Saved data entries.
☆ ☆ ☆
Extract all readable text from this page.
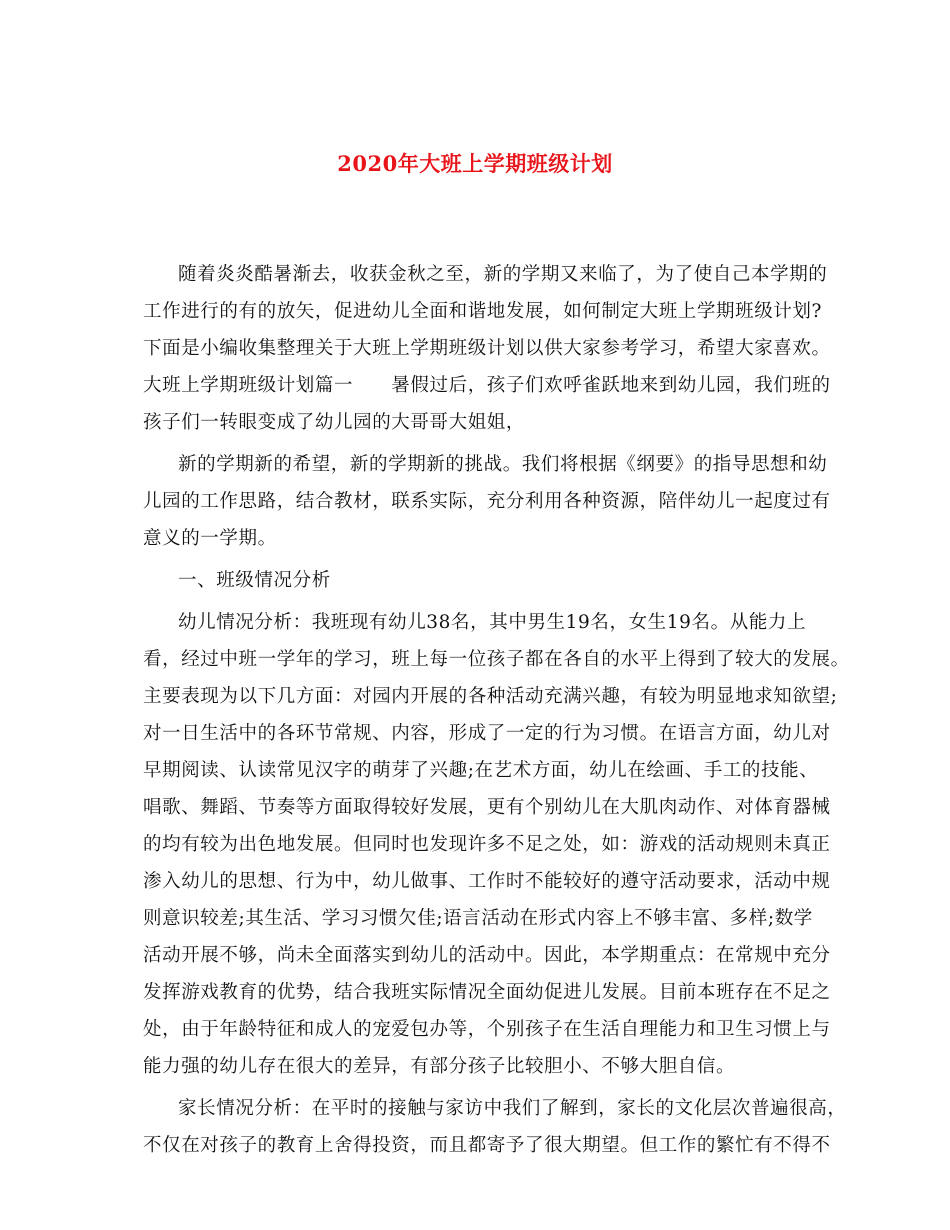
2020年大班上学期班级计划
随着炎炎酷暑渐去，收获金秋之至，新的学期又来临了，为了使自己本学期的
工作进行的有的放矢，促进幼儿全面和谐地发展，如何制定大班上学期班级计划?
下面是小编收集整理关于大班上学期班级计划以供大家参考学习，希望大家喜欢。
大班上学期班级计划篇一　　暑假过后，孩子们欢呼雀跃地来到幼儿园，我们班的
孩子们一转眼变成了幼儿园的大哥哥大姐姐，
新的学期新的希望，新的学期新的挑战。我们将根据《纲要》的指导思想和幼
儿园的工作思路，结合教材，联系实际，充分利用各种资源，陪伴幼儿一起度过有
意义的一学期。
一、班级情况分析
幼儿情况分析：我班现有幼儿38名，其中男生19名，女生19名。从能力上
看，经过中班一学年的学习，班上每一位孩子都在各自的水平上得到了较大的发展。
主要表现为以下几方面：对园内开展的各种活动充满兴趣，有较为明显地求知欲望;
对一日生活中的各环节常规、内容，形成了一定的行为习惯。在语言方面，幼儿对
早期阅读、认读常见汉字的萌芽了兴趣;在艺术方面，幼儿在绘画、手工的技能、
唱歌、舞蹈、节奏等方面取得较好发展，更有个别幼儿在大肌肉动作、对体育器械
的均有较为出色地发展。但同时也发现许多不足之处，如：游戏的活动规则未真正
渗入幼儿的思想、行为中，幼儿做事、工作时不能较好的遵守活动要求，活动中规
则意识较差;其生活、学习习惯欠佳;语言活动在形式内容上不够丰富、多样;数学
活动开展不够，尚未全面落实到幼儿的活动中。因此，本学期重点：在常规中充分
发挥游戏教育的优势，结合我班实际情况全面幼促进儿发展。目前本班存在不足之
处，由于年龄特征和成人的宠爱包办等，个别孩子在生活自理能力和卫生习惯上与
能力强的幼儿存在很大的差异，有部分孩子比较胆小、不够大胆自信。
家长情况分析：在平时的接触与家访中我们了解到，家长的文化层次普遍很高，
不仅在对孩子的教育上舍得投资，而且都寄予了很大期望。但工作的繁忙有不得不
☆ ☆ ☆
PROBLEM TO SOLVE. Omit any images, then output the listing exactly.

EXPECTED ANSWER.
Extract all readable text from this page.
2020年大班上学期班级计划
随着炎炎酷暑渐去，收获金秋之至，新的学期又来临了，为了使自己本学期的
工作进行的有的放矢，促进幼儿全面和谐地发展，如何制定大班上学期班级计划?
下面是小编收集整理关于大班上学期班级计划以供大家参考学习，希望大家喜欢。
大班上学期班级计划篇一　　暑假过后，孩子们欢呼雀跃地来到幼儿园，我们班的
孩子们一转眼变成了幼儿园的大哥哥大姐姐，
新的学期新的希望，新的学期新的挑战。我们将根据《纲要》的指导思想和幼
儿园的工作思路，结合教材，联系实际，充分利用各种资源，陪伴幼儿一起度过有
意义的一学期。
一、班级情况分析
幼儿情况分析：我班现有幼儿38名，其中男生19名，女生19名。从能力上
看，经过中班一学年的学习，班上每一位孩子都在各自的水平上得到了较大的发展。
主要表现为以下几方面：对园内开展的各种活动充满兴趣，有较为明显地求知欲望;
对一日生活中的各环节常规、内容，形成了一定的行为习惯。在语言方面，幼儿对
早期阅读、认读常见汉字的萌芽了兴趣;在艺术方面，幼儿在绘画、手工的技能、
唱歌、舞蹈、节奏等方面取得较好发展，更有个别幼儿在大肌肉动作、对体育器械
的均有较为出色地发展。但同时也发现许多不足之处，如：游戏的活动规则未真正
渗入幼儿的思想、行为中，幼儿做事、工作时不能较好的遵守活动要求，活动中规
则意识较差;其生活、学习习惯欠佳;语言活动在形式内容上不够丰富、多样;数学
活动开展不够，尚未全面落实到幼儿的活动中。因此，本学期重点：在常规中充分
发挥游戏教育的优势，结合我班实际情况全面幼促进儿发展。目前本班存在不足之
处，由于年龄特征和成人的宠爱包办等，个别孩子在生活自理能力和卫生习惯上与
能力强的幼儿存在很大的差异，有部分孩子比较胆小、不够大胆自信。
家长情况分析：在平时的接触与家访中我们了解到，家长的文化层次普遍很高，
不仅在对孩子的教育上舍得投资，而且都寄予了很大期望。但工作的繁忙有不得不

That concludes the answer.